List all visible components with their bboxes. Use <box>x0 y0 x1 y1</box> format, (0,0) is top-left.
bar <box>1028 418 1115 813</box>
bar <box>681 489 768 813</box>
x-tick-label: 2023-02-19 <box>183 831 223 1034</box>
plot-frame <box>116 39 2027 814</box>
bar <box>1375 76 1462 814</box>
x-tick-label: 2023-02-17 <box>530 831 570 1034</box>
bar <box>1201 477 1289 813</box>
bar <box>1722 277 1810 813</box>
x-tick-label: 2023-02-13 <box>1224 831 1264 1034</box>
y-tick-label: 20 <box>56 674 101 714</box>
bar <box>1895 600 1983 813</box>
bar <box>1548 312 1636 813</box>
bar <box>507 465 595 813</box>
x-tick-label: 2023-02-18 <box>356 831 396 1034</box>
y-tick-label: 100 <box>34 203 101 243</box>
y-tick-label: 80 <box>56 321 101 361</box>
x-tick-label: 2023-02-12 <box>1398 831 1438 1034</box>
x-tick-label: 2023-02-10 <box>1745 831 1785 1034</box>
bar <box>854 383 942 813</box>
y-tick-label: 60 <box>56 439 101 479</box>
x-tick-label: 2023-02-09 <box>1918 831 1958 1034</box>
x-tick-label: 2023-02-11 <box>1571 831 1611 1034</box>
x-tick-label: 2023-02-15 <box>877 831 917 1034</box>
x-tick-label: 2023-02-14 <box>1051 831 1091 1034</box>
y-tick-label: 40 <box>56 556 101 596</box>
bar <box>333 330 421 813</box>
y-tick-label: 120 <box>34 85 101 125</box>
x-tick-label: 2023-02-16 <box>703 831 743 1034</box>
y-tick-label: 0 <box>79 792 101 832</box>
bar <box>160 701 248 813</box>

...

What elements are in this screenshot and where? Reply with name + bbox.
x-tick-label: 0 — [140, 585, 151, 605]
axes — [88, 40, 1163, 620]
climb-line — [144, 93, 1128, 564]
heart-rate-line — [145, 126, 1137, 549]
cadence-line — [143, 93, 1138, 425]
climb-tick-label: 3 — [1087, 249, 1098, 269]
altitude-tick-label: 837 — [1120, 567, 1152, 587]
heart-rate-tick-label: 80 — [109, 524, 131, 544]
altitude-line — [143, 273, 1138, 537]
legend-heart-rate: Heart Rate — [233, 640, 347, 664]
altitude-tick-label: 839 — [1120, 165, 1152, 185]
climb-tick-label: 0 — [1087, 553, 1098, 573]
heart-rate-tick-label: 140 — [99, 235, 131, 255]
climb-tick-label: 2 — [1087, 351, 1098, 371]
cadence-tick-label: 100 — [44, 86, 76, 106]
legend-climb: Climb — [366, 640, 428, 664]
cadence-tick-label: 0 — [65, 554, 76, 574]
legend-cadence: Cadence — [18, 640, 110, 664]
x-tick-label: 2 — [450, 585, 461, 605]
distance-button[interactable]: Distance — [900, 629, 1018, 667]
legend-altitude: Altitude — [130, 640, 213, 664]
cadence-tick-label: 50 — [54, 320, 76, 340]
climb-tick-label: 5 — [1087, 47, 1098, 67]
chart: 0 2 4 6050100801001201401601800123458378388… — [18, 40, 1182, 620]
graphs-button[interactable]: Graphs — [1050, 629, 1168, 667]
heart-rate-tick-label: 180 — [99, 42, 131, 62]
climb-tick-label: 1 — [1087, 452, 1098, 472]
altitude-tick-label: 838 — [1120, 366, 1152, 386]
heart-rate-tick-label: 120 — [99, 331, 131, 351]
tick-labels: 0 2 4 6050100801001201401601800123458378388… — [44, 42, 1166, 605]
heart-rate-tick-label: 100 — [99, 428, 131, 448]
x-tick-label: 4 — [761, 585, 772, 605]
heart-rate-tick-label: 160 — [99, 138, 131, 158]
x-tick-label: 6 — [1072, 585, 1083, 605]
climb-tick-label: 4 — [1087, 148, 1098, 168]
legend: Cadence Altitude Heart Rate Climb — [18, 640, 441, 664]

==

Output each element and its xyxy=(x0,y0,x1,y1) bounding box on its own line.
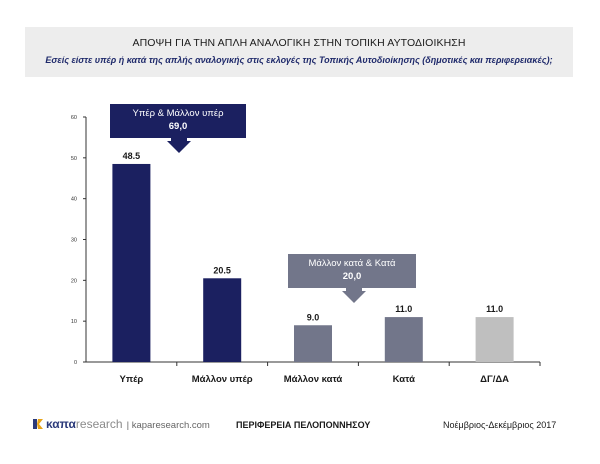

Exercise prompt:
Give the listing lines as a numbered list, omitting any blank lines, starting at the line that contains "What elements are" and stopping after the line that contains "graphs-button[interactable]: Graphs —".

Final result:
1. What elements are in this screenshot and where? Reply with name + bbox.
2. x-tick-label: 0 — [140, 585, 151, 605]
3. axes — [88, 40, 1163, 620]
4. climb-line — [144, 93, 1128, 564]
5. heart-rate-line — [145, 126, 1137, 549]
6. cadence-line — [143, 93, 1138, 425]
7. climb-tick-label: 3 — [1087, 249, 1098, 269]
8. altitude-tick-label: 837 — [1120, 567, 1152, 587]
9. heart-rate-tick-label: 80 — [109, 524, 131, 544]
10. altitude-line — [143, 273, 1138, 537]
11. legend-heart-rate: Heart Rate — [233, 640, 347, 664]
12. altitude-tick-label: 839 — [1120, 165, 1152, 185]
13. climb-tick-label: 0 — [1087, 553, 1098, 573]
14. heart-rate-tick-label: 140 — [99, 235, 131, 255]
15. climb-tick-label: 2 — [1087, 351, 1098, 371]
16. cadence-tick-label: 100 — [44, 86, 76, 106]
17. legend-climb: Climb — [366, 640, 428, 664]
18. cadence-tick-label: 0 — [65, 554, 76, 574]
19. legend-cadence: Cadence — [18, 640, 110, 664]
20. x-tick-label: 2 — [450, 585, 461, 605]
21. distance-button[interactable]: Distance — [900, 629, 1018, 667]
22. legend-altitude: Altitude — [130, 640, 213, 664]
23. cadence-tick-label: 50 — [54, 320, 76, 340]
24. climb-tick-label: 5 — [1087, 47, 1098, 67]
25. chart: 0 2 4 6050100801001201401601800123458378388… — [18, 40, 1182, 620]
26. graphs-button[interactable]: Graphs — [1050, 629, 1168, 667]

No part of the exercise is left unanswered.